> Stored data:
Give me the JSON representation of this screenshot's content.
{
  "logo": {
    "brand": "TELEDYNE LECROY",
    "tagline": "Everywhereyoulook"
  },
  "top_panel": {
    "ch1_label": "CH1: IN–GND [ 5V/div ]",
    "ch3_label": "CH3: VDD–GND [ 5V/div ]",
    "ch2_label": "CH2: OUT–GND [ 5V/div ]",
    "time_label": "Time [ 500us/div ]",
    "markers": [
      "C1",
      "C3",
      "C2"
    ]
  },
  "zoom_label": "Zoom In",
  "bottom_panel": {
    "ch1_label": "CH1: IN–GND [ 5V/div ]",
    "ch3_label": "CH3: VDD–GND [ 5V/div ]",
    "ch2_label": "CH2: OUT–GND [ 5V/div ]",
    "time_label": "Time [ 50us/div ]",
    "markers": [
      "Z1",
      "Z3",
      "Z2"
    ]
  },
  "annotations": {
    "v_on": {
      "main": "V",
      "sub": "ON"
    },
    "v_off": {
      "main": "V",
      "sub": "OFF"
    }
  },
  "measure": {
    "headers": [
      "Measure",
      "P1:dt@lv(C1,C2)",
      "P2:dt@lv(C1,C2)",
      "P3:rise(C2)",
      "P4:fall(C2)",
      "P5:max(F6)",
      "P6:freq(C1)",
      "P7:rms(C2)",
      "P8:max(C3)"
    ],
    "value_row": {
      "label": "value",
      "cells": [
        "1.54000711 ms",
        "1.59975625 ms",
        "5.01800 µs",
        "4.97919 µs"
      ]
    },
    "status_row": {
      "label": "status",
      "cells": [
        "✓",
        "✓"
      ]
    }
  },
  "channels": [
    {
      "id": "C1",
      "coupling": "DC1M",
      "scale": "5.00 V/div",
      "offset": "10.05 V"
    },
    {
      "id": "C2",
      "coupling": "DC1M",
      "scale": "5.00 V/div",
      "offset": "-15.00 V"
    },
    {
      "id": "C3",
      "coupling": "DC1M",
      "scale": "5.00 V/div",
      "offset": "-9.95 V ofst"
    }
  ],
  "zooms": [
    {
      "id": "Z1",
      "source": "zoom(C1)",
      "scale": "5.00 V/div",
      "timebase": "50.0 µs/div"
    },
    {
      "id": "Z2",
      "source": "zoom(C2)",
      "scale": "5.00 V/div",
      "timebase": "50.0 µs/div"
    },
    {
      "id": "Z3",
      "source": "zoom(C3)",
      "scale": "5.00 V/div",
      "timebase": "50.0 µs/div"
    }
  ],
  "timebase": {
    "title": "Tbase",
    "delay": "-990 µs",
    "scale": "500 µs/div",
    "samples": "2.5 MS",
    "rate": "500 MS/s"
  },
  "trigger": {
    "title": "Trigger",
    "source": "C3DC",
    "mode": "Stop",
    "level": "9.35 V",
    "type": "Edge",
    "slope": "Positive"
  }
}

> What is expected: Emit the full listing verbatim.

> Reply to the exercise:
Give me the JSON representation of this screenshot's content.
{
  "logo": {
    "brand": "TELEDYNE LECROY",
    "tagline": "Everywhereyoulook"
  },
  "top_panel": {
    "ch1_label": "CH1: IN–GND [ 5V/div ]",
    "ch3_label": "CH3: VDD–GND [ 5V/div ]",
    "ch2_label": "CH2: OUT–GND [ 5V/div ]",
    "time_label": "Time [ 500us/div ]",
    "markers": [
      "C1",
      "C3",
      "C2"
    ]
  },
  "zoom_label": "Zoom In",
  "bottom_panel": {
    "ch1_label": "CH1: IN–GND [ 5V/div ]",
    "ch3_label": "CH3: VDD–GND [ 5V/div ]",
    "ch2_label": "CH2: OUT–GND [ 5V/div ]",
    "time_label": "Time [ 50us/div ]",
    "markers": [
      "Z1",
      "Z3",
      "Z2"
    ]
  },
  "annotations": {
    "v_on": {
      "main": "V",
      "sub": "ON"
    },
    "v_off": {
      "main": "V",
      "sub": "OFF"
    }
  },
  "measure": {
    "headers": [
      "Measure",
      "P1:dt@lv(C1,C2)",
      "P2:dt@lv(C1,C2)",
      "P3:rise(C2)",
      "P4:fall(C2)",
      "P5:max(F6)",
      "P6:freq(C1)",
      "P7:rms(C2)",
      "P8:max(C3)"
    ],
    "value_row": {
      "label": "value",
      "cells": [
        "1.54000711 ms",
        "1.59975625 ms",
        "5.01800 µs",
        "4.97919 µs"
      ]
    },
    "status_row": {
      "label": "status",
      "cells": [
        "✓",
        "✓"
      ]
    }
  },
  "channels": [
    {
      "id": "C1",
      "coupling": "DC1M",
      "scale": "5.00 V/div",
      "offset": "10.05 V"
    },
    {
      "id": "C2",
      "coupling": "DC1M",
      "scale": "5.00 V/div",
      "offset": "-15.00 V"
    },
    {
      "id": "C3",
      "coupling": "DC1M",
      "scale": "5.00 V/div",
      "offset": "-9.95 V ofst"
    }
  ],
  "zooms": [
    {
      "id": "Z1",
      "source": "zoom(C1)",
      "scale": "5.00 V/div",
      "timebase": "50.0 µs/div"
    },
    {
      "id": "Z2",
      "source": "zoom(C2)",
      "scale": "5.00 V/div",
      "timebase": "50.0 µs/div"
    },
    {
      "id": "Z3",
      "source": "zoom(C3)",
      "scale": "5.00 V/div",
      "timebase": "50.0 µs/div"
    }
  ],
  "timebase": {
    "title": "Tbase",
    "delay": "-990 µs",
    "scale": "500 µs/div",
    "samples": "2.5 MS",
    "rate": "500 MS/s"
  },
  "trigger": {
    "title": "Trigger",
    "source": "C3DC",
    "mode": "Stop",
    "level": "9.35 V",
    "type": "Edge",
    "slope": "Positive"
  }
}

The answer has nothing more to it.